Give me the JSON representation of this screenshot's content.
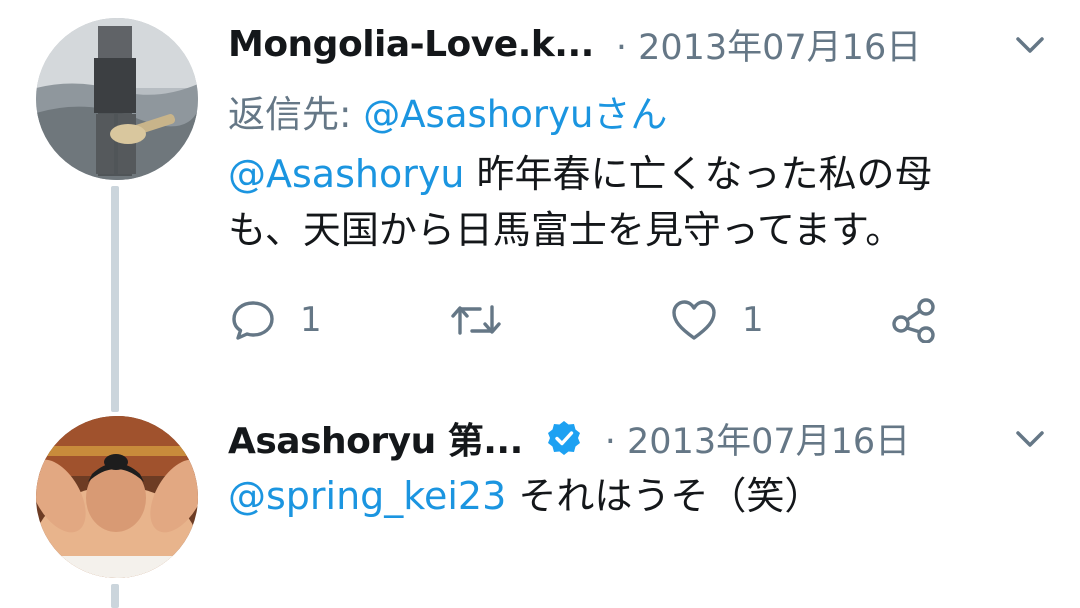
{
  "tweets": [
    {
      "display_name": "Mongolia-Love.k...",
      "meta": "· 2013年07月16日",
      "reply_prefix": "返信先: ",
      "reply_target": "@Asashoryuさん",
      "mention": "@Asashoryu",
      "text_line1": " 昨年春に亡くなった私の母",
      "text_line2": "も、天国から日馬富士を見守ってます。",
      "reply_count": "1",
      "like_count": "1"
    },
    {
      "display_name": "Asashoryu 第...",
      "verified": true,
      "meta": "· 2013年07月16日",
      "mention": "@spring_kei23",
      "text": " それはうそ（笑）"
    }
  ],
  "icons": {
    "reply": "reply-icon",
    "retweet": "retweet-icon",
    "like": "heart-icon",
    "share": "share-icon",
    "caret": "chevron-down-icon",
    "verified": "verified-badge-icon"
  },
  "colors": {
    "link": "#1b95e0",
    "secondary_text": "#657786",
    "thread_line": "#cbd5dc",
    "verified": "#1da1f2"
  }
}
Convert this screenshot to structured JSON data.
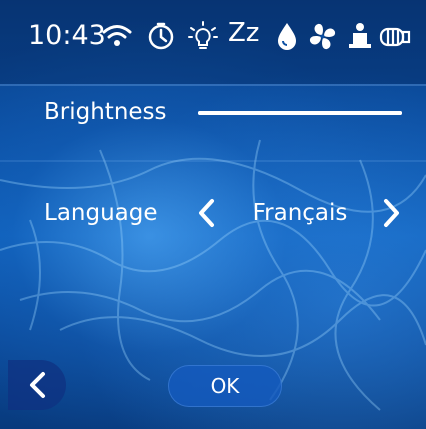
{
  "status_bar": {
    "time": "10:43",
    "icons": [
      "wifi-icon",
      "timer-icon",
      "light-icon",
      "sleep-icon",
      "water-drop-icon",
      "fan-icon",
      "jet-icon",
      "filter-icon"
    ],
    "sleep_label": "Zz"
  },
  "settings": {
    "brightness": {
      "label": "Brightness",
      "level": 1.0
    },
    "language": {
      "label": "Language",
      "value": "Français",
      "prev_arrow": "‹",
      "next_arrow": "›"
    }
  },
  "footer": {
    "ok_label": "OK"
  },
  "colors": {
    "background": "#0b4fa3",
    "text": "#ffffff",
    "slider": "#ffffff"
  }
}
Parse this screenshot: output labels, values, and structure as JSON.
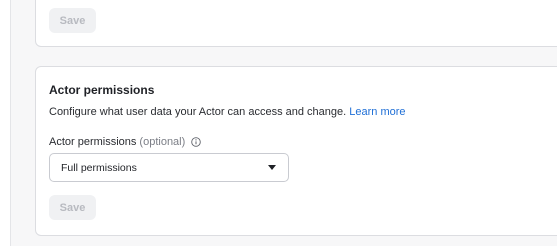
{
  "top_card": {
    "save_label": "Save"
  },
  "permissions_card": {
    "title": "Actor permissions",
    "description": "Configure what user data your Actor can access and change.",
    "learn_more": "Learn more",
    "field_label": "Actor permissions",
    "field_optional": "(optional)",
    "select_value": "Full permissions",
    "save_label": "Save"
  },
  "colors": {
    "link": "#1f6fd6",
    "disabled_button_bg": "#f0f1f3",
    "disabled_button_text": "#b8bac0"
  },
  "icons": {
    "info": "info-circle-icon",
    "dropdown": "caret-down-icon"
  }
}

━━━━━━━━━━━━━━━━━━━━━━━━━━━━━━

▸ **Set problem**
Print every entry exactly as written, without the pictures.

▸ **Task result**
Give me the JSON representation of this screenshot's content.
{
  "tweets": [
    {
      "display_name": "Mongolia-Love.k...",
      "meta": "· 2013年07月16日",
      "reply_prefix": "返信先: ",
      "reply_target": "@Asashoryuさん",
      "mention": "@Asashoryu",
      "text_line1": " 昨年春に亡くなった私の母",
      "text_line2": "も、天国から日馬富士を見守ってます。",
      "reply_count": "1",
      "like_count": "1"
    },
    {
      "display_name": "Asashoryu 第...",
      "verified": true,
      "meta": "· 2013年07月16日",
      "mention": "@spring_kei23",
      "text": " それはうそ（笑）"
    }
  ],
  "icons": {
    "reply": "reply-icon",
    "retweet": "retweet-icon",
    "like": "heart-icon",
    "share": "share-icon",
    "caret": "chevron-down-icon",
    "verified": "verified-badge-icon"
  },
  "colors": {
    "link": "#1b95e0",
    "secondary_text": "#657786",
    "thread_line": "#cbd5dc",
    "verified": "#1da1f2"
  }
}
Convert this screenshot to structured JSON data.
{
  "status_bar": {
    "time": "10:43",
    "icons": [
      "wifi-icon",
      "timer-icon",
      "light-icon",
      "sleep-icon",
      "water-drop-icon",
      "fan-icon",
      "jet-icon",
      "filter-icon"
    ],
    "sleep_label": "Zz"
  },
  "settings": {
    "brightness": {
      "label": "Brightness",
      "level": 1.0
    },
    "language": {
      "label": "Language",
      "value": "Français",
      "prev_arrow": "‹",
      "next_arrow": "›"
    }
  },
  "footer": {
    "ok_label": "OK"
  },
  "colors": {
    "background": "#0b4fa3",
    "text": "#ffffff",
    "slider": "#ffffff"
  }
}
Parse this screenshot: output labels, values, and structure as JSON.
{
  "top_card": {
    "save_label": "Save"
  },
  "permissions_card": {
    "title": "Actor permissions",
    "description": "Configure what user data your Actor can access and change.",
    "learn_more": "Learn more",
    "field_label": "Actor permissions",
    "field_optional": "(optional)",
    "select_value": "Full permissions",
    "save_label": "Save"
  },
  "colors": {
    "link": "#1f6fd6",
    "disabled_button_bg": "#f0f1f3",
    "disabled_button_text": "#b8bac0"
  },
  "icons": {
    "info": "info-circle-icon",
    "dropdown": "caret-down-icon"
  }
}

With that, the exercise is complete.